**TASK REQUIREMENTS**
Examine each line of the data. Copy those that contain the string "calendar".

**DATASET CONTENT**

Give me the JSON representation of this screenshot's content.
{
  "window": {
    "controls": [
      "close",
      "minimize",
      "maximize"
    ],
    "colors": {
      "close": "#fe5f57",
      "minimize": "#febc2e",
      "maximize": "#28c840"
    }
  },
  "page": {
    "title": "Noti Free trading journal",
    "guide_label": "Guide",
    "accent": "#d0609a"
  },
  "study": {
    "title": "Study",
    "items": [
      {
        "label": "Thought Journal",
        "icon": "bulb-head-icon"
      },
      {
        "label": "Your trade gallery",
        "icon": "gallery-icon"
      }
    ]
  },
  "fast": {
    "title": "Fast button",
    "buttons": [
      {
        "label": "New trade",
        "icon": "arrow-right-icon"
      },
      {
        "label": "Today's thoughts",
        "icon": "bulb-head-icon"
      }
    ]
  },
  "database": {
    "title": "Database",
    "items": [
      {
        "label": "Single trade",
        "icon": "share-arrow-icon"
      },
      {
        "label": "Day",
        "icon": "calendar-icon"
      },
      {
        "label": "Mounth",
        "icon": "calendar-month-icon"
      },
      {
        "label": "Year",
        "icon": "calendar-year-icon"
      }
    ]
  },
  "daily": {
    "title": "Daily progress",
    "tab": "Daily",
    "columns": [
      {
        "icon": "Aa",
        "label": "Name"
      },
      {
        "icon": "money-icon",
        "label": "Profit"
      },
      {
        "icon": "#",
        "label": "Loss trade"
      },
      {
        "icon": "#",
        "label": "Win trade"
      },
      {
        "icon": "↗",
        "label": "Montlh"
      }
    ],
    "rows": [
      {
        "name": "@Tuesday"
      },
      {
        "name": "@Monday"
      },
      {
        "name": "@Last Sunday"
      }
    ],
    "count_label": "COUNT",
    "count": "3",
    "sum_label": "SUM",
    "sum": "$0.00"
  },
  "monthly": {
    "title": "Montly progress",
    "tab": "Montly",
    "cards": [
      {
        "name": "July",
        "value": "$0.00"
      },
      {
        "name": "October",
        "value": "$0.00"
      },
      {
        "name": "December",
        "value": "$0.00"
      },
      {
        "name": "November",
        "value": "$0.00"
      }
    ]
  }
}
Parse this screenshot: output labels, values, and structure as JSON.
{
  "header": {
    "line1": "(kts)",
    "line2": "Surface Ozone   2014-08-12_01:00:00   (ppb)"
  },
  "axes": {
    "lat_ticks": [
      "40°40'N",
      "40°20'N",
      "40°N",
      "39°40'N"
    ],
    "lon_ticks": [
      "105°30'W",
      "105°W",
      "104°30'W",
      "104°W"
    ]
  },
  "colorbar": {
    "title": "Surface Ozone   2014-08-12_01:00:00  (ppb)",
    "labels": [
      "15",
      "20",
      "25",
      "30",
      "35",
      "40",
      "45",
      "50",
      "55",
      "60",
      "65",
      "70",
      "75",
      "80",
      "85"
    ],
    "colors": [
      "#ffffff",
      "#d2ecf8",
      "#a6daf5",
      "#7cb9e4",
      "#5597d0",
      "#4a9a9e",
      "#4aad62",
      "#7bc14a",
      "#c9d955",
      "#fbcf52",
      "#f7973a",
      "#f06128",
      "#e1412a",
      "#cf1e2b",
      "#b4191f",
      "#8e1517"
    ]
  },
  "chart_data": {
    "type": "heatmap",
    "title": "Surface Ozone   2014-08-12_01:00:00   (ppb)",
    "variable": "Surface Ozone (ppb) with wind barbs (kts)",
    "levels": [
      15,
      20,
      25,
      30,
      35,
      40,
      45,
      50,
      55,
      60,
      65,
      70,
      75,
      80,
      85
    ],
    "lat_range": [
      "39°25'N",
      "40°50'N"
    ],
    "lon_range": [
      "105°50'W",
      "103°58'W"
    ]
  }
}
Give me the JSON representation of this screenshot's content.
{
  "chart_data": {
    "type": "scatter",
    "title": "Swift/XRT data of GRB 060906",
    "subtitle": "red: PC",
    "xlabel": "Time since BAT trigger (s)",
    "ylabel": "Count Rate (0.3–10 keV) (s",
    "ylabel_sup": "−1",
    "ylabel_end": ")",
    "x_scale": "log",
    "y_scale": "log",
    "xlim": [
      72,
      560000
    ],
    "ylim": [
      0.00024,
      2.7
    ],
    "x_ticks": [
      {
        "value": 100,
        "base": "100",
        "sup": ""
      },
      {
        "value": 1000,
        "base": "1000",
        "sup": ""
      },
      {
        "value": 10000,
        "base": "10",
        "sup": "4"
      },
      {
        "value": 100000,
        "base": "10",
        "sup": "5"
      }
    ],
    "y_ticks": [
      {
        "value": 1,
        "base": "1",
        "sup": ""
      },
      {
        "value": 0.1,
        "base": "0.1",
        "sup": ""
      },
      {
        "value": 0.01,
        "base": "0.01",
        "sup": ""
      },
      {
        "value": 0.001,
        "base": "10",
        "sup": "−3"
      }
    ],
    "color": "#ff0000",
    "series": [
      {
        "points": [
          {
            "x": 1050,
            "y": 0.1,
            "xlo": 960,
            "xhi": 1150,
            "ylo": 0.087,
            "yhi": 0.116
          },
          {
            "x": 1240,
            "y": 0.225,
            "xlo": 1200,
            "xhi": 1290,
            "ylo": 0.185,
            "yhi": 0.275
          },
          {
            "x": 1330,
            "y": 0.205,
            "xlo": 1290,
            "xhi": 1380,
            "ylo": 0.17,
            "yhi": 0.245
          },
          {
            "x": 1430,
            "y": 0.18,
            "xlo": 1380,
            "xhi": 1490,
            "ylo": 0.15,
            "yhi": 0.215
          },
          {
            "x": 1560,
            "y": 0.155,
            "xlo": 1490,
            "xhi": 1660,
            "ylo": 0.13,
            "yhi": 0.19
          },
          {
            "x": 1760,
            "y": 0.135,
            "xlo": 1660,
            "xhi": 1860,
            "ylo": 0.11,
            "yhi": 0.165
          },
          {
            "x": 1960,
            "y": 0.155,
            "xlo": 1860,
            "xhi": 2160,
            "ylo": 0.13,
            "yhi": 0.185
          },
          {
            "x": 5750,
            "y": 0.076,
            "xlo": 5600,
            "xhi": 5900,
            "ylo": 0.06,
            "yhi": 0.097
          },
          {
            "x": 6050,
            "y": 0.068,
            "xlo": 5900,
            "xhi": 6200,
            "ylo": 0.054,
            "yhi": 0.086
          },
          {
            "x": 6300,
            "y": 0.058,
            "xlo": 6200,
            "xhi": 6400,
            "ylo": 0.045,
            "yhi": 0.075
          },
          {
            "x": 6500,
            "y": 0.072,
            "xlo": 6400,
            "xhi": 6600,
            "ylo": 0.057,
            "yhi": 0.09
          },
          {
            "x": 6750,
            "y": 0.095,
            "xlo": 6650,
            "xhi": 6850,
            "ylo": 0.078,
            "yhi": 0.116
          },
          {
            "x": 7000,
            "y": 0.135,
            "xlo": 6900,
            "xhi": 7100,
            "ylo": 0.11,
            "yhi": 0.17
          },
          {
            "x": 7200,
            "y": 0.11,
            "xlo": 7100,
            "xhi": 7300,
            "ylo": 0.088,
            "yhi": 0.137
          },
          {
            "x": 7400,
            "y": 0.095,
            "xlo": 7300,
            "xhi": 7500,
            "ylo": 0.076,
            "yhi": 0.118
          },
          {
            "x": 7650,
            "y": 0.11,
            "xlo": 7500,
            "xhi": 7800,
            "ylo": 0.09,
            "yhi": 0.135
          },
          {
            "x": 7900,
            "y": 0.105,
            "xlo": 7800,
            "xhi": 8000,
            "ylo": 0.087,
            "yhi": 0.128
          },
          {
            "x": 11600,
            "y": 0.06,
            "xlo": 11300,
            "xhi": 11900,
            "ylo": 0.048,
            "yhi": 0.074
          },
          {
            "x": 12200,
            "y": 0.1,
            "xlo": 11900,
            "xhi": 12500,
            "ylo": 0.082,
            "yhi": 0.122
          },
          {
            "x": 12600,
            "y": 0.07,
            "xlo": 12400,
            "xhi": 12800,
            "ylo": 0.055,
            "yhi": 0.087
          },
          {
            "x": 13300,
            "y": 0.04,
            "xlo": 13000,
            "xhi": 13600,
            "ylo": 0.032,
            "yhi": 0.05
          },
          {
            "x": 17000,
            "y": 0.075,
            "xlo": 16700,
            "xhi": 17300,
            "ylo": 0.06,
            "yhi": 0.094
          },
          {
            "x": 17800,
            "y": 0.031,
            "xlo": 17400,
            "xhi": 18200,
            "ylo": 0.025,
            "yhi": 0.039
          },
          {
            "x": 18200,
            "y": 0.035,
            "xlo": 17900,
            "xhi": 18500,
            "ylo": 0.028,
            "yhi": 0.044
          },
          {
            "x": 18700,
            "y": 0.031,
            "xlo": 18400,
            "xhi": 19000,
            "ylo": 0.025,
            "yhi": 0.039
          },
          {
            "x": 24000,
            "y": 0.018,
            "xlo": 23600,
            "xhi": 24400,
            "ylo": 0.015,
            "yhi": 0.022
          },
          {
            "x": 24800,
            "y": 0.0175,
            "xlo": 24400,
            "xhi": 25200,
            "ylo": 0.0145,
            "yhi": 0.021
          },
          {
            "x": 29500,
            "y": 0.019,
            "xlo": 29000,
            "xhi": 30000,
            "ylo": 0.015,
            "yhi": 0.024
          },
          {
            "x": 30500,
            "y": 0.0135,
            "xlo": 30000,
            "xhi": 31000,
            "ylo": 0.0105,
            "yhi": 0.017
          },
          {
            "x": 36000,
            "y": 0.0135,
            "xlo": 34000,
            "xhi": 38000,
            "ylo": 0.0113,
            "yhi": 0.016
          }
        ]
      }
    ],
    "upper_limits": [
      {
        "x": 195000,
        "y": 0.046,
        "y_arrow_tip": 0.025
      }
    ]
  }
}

**THE REPLY**
        "icon": "calendar-icon"
        "icon": "calendar-month-icon"
        "icon": "calendar-year-icon"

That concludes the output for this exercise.